Using the listing below, copy every line that mentions "axis".

Extracted data:
* * * * * * * * *

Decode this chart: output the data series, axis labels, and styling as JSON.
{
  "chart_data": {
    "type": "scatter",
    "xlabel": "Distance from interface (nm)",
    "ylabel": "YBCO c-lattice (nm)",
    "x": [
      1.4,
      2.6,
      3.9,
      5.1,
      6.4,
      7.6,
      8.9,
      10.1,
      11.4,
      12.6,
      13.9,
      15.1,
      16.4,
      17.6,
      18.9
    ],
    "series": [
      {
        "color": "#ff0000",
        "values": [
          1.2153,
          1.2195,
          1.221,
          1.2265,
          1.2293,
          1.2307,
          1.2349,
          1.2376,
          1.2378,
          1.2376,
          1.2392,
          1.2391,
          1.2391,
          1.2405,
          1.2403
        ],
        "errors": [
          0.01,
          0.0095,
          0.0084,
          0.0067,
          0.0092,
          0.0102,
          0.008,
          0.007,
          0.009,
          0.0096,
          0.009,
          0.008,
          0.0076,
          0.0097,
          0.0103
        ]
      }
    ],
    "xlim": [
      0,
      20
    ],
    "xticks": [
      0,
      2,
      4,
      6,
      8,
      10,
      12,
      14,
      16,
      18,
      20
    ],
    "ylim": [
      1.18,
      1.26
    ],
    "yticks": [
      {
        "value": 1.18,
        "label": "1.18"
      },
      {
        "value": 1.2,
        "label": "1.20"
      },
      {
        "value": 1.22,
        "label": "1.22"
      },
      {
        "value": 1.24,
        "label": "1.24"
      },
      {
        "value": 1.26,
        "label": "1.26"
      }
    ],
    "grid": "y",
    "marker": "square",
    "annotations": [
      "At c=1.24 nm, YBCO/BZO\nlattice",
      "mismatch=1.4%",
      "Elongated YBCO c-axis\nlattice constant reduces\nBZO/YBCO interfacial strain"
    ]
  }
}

* * * * * * * * *

Output:
Decode this chart: output the data series, axis labels, and styling as JSON.
      "Elongated YBCO c-axis\nlattice constant reduces\nBZO/YBCO interfacial strain"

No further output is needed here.